# [Exercise objective]
Recast the entries as a numbered list, starting with the first line of the entries and ending with the line that contains "svg-text:抽籤回数は０か？: 抽籤回数は０か？ bbox=[248, 431, 352, 446]". Leave out any blank lines.
──────── Listed records
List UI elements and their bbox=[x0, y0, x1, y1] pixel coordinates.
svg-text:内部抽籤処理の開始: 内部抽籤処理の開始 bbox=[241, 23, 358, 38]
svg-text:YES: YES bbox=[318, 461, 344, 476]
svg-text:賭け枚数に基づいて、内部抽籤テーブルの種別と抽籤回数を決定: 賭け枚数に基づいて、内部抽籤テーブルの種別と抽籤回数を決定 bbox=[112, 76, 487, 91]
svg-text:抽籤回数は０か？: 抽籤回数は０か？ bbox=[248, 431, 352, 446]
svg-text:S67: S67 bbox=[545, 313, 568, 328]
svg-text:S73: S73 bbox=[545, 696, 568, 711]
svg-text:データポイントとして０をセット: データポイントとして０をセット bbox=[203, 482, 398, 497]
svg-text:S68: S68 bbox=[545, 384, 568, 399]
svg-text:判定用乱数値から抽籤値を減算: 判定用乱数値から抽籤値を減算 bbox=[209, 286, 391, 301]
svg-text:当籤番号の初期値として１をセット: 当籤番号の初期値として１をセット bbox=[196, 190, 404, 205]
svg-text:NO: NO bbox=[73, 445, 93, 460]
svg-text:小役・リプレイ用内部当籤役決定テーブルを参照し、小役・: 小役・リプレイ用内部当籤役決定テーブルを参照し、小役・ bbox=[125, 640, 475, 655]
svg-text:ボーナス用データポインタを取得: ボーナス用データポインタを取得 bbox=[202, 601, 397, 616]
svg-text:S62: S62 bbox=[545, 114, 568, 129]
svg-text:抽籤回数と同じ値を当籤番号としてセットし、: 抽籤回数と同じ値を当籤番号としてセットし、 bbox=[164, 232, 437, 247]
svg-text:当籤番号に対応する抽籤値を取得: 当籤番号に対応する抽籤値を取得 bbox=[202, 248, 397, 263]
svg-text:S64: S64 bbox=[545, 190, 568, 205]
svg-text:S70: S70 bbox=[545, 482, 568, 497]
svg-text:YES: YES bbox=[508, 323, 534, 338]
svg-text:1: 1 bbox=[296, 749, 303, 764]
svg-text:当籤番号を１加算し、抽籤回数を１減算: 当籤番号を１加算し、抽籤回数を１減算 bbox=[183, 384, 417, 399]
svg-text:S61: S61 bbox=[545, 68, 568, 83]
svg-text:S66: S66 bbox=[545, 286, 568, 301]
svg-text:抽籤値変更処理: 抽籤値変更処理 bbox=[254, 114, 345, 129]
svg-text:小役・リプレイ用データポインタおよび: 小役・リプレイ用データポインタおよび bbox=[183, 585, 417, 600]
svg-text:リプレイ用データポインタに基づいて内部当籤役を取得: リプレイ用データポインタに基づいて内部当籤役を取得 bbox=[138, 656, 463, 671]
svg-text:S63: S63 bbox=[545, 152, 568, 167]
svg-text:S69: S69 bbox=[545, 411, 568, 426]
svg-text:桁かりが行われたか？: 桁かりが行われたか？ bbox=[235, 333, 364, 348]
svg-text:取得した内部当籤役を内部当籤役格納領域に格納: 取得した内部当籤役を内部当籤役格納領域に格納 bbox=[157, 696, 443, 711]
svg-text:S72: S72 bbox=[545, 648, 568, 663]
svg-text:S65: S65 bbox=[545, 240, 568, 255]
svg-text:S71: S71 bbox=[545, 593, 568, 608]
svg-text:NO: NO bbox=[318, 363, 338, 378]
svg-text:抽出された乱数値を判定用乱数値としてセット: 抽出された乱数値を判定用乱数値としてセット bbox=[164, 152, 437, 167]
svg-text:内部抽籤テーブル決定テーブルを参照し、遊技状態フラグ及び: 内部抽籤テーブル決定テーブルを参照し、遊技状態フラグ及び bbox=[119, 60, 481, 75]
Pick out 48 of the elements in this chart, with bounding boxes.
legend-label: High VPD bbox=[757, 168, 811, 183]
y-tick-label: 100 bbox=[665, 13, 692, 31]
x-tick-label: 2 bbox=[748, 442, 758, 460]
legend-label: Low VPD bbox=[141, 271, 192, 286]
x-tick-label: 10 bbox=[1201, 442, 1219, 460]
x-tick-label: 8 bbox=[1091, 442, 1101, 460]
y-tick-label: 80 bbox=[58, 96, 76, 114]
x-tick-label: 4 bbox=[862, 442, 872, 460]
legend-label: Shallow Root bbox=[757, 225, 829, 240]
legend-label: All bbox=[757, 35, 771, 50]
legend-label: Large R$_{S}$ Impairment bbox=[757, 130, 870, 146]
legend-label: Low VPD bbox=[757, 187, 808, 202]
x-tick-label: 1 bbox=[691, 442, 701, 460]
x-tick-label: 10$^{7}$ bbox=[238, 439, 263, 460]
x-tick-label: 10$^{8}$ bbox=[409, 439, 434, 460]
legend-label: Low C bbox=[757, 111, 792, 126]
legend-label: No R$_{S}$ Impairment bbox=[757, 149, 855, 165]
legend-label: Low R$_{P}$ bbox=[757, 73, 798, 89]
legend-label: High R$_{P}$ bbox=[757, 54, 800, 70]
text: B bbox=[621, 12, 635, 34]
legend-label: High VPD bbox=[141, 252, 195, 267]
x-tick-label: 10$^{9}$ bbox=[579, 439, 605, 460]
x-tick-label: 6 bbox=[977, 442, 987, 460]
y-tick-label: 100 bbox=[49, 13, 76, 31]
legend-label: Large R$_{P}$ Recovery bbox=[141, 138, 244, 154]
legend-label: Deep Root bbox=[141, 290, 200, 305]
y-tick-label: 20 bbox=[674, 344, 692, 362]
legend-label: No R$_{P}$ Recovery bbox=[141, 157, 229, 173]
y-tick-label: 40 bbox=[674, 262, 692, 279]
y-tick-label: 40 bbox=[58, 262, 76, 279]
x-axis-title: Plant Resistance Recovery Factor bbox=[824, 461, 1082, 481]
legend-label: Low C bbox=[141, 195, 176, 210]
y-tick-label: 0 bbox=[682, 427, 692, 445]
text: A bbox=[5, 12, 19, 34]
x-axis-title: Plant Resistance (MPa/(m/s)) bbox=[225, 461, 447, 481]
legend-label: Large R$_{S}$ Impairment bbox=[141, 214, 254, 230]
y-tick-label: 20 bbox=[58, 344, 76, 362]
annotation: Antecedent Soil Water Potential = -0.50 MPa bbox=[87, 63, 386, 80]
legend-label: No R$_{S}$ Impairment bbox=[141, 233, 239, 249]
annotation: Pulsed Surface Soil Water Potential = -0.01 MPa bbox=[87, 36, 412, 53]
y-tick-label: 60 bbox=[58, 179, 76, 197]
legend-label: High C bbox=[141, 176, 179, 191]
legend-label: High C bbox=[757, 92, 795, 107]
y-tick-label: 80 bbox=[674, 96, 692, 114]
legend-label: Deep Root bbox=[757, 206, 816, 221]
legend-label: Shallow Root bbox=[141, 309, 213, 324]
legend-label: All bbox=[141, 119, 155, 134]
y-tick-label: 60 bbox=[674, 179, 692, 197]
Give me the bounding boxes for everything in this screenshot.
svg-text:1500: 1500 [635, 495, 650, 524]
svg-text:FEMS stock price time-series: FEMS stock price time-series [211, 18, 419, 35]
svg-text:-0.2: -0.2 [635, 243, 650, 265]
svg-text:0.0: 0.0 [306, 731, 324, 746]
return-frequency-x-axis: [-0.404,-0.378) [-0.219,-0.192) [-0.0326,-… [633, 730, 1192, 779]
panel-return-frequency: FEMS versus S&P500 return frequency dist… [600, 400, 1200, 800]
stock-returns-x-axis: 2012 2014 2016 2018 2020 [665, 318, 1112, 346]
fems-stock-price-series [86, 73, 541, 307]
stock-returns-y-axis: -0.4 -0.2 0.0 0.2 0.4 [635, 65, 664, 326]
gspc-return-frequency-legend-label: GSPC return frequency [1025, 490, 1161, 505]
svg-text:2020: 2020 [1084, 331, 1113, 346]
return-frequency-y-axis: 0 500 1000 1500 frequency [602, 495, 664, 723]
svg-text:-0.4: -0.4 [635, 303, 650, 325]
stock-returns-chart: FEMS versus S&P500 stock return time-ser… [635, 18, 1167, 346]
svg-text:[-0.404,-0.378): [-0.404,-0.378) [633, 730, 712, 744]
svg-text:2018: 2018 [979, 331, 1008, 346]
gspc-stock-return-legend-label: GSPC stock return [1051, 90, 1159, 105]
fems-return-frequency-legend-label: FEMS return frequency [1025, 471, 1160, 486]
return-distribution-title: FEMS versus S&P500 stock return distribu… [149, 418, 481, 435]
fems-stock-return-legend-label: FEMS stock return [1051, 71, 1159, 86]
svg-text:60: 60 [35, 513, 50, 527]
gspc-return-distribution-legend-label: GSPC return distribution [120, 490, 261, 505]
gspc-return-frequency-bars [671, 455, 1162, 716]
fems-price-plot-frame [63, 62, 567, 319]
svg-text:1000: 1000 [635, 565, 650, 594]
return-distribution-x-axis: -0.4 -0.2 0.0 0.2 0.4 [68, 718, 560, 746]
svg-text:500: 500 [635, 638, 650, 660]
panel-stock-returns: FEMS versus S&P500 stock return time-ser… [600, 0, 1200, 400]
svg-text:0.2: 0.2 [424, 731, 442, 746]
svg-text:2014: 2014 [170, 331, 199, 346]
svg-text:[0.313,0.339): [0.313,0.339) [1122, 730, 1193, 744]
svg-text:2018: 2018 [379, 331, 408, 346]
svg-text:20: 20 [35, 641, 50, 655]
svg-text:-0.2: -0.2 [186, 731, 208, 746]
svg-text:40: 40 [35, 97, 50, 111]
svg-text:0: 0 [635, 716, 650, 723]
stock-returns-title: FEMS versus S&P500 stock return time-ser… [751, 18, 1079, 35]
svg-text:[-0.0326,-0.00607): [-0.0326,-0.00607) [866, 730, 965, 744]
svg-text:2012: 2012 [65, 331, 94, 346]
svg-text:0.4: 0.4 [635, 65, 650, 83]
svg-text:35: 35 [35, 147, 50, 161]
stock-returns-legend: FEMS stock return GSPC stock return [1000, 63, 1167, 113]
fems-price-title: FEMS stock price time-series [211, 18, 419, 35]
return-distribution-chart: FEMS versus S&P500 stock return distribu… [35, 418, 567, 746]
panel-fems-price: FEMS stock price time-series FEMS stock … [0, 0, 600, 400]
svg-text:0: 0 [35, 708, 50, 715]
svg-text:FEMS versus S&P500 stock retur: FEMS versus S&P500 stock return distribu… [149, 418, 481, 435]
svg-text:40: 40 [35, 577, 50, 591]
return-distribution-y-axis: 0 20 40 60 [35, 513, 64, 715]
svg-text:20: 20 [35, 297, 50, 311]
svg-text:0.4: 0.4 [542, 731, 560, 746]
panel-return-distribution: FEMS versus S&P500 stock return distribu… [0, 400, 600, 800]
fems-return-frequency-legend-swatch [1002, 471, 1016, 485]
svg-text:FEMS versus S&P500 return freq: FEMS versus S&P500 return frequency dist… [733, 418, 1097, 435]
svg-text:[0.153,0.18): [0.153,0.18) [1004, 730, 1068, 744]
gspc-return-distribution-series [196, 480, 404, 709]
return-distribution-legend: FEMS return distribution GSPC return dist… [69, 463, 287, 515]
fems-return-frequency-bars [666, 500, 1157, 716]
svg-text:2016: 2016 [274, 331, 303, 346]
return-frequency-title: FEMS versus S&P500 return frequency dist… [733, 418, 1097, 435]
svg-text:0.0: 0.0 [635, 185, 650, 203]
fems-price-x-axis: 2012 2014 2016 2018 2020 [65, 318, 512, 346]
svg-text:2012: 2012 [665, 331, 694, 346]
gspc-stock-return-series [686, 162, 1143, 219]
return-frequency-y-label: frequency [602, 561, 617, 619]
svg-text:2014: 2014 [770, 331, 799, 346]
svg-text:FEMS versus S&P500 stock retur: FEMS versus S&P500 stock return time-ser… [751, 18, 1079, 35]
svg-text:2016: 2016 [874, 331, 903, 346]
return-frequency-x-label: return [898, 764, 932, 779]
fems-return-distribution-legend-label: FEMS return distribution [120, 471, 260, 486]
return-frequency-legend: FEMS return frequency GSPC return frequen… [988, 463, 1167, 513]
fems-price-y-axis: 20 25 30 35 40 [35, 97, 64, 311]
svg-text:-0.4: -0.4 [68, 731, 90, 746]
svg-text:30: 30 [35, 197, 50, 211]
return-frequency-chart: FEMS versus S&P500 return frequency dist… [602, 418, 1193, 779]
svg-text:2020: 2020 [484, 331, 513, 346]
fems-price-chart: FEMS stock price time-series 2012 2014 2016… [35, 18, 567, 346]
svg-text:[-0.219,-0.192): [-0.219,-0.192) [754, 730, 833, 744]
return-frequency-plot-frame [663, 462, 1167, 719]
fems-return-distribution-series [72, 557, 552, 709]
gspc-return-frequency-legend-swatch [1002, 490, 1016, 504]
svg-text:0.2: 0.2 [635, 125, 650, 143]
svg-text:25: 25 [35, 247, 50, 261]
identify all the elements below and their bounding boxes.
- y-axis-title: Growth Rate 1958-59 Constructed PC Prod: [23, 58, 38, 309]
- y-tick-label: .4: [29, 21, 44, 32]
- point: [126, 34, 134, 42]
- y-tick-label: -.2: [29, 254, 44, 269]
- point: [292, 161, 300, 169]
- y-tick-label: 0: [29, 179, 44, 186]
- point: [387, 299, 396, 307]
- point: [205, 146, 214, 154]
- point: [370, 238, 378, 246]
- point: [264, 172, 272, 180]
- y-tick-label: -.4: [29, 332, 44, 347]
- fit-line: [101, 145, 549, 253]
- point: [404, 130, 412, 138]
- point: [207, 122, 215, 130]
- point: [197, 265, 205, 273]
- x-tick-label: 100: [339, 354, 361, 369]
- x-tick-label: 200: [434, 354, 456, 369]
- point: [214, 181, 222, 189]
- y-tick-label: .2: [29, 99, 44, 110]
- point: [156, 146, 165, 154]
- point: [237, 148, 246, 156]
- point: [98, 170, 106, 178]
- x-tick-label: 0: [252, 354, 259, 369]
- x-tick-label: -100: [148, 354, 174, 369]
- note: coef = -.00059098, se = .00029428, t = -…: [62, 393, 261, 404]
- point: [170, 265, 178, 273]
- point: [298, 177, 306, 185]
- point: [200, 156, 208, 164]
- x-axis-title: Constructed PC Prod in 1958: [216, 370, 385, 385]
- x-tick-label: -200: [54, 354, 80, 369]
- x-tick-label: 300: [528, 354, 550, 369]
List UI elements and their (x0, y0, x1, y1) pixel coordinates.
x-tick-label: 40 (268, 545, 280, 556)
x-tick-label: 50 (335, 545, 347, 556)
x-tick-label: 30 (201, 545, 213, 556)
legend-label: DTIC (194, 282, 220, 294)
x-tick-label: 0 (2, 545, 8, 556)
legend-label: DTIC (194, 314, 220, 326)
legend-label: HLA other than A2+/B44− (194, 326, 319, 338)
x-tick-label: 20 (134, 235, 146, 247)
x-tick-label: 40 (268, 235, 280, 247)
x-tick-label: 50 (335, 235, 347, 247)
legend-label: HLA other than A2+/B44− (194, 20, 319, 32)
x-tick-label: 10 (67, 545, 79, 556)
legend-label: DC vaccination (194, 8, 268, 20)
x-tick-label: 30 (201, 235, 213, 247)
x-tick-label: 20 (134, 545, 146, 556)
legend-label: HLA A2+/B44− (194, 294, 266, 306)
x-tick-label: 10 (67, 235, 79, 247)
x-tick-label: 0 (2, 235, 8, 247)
────────────────
# [Output for this exercise]
1. List UI elements and their bbox=[x0, y0, x1, y1] pixel coordinates.
2. svg-text:内部抽籤処理の開始: 内部抽籤処理の開始 bbox=[241, 23, 358, 38]
3. svg-text:YES: YES bbox=[318, 461, 344, 476]
4. svg-text:賭け枚数に基づいて、内部抽籤テーブルの種別と抽籤回数を決定: 賭け枚数に基づいて、内部抽籤テーブルの種別と抽籤回数を決定 bbox=[112, 76, 487, 91]
5. svg-text:抽籤回数は０か？: 抽籤回数は０か？ bbox=[248, 431, 352, 446]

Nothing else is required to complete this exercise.